• _Task requirements_: Search the data for the word "name" and copy every line that contains it.

***** Stored rows

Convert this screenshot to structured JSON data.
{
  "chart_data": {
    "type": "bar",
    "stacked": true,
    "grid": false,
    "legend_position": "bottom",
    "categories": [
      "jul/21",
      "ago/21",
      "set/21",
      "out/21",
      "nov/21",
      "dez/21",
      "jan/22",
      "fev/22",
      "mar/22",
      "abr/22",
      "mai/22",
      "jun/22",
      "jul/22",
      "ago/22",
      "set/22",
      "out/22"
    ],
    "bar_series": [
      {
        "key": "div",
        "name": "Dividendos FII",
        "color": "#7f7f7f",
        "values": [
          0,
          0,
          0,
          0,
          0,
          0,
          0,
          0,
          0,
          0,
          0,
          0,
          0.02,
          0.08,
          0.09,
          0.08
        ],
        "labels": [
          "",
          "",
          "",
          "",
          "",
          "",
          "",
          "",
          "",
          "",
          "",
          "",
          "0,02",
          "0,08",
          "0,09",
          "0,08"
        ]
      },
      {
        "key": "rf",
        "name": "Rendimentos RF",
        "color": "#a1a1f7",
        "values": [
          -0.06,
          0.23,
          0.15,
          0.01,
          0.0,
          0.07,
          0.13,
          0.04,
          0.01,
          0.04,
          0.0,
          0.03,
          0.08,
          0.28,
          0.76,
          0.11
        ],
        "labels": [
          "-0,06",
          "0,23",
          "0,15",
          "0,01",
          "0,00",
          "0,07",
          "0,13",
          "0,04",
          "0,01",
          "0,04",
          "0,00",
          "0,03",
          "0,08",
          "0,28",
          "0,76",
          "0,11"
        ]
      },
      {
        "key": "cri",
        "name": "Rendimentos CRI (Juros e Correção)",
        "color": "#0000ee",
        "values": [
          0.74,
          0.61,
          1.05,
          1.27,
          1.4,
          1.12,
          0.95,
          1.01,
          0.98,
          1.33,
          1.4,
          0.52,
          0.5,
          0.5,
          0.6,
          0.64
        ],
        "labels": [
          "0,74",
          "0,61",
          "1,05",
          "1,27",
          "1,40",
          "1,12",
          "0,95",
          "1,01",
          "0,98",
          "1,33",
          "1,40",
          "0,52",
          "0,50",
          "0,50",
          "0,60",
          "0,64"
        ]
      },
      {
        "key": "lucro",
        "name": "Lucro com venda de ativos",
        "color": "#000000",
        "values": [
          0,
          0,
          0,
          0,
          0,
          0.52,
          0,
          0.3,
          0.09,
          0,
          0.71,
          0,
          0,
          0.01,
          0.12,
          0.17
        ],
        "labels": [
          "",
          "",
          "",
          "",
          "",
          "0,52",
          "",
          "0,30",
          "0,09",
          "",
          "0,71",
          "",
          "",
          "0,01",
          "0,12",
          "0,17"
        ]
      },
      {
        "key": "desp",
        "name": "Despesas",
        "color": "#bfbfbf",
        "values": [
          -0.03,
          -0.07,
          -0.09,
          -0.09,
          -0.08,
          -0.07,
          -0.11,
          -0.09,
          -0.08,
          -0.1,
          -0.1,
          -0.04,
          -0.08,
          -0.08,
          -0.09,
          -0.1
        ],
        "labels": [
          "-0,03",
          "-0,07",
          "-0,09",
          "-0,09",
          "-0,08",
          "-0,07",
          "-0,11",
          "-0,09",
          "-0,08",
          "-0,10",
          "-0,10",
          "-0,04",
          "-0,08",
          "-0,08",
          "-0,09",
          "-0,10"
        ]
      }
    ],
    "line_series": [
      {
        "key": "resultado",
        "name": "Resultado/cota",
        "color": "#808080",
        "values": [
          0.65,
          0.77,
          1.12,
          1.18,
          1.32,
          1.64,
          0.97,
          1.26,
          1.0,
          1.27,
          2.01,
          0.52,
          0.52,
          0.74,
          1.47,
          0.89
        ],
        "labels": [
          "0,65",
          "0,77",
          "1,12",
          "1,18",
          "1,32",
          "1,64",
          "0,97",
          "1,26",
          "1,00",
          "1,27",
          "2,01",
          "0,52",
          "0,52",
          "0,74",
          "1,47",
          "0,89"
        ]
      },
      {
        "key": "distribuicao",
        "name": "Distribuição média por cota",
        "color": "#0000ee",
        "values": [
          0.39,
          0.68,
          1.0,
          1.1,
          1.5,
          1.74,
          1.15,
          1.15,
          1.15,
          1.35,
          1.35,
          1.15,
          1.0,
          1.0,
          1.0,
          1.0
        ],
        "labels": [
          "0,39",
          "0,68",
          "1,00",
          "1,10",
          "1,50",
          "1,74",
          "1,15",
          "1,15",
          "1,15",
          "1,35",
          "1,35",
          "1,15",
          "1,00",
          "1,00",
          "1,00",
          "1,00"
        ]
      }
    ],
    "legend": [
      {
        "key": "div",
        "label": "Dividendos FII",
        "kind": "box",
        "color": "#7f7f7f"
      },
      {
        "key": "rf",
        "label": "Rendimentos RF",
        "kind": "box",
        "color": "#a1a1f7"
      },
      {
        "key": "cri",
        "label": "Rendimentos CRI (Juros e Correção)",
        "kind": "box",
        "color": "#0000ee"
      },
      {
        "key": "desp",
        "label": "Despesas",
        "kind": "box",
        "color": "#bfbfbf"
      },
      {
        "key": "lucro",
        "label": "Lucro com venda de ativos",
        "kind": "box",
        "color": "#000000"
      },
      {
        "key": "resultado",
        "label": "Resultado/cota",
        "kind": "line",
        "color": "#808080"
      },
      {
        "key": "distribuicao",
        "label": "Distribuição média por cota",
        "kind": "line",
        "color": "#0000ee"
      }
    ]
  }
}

**********

• _Response for this exercise_:
        "name": "Dividendos FII",
        "name": "Rendimentos RF",
        "name": "Rendimentos CRI (Juros e Correção)",
        "name": "Lucro com venda de ativos",
        "name": "Despesas",
        "name": "Resultado/cota",
        "name": "Distribuição média por cota",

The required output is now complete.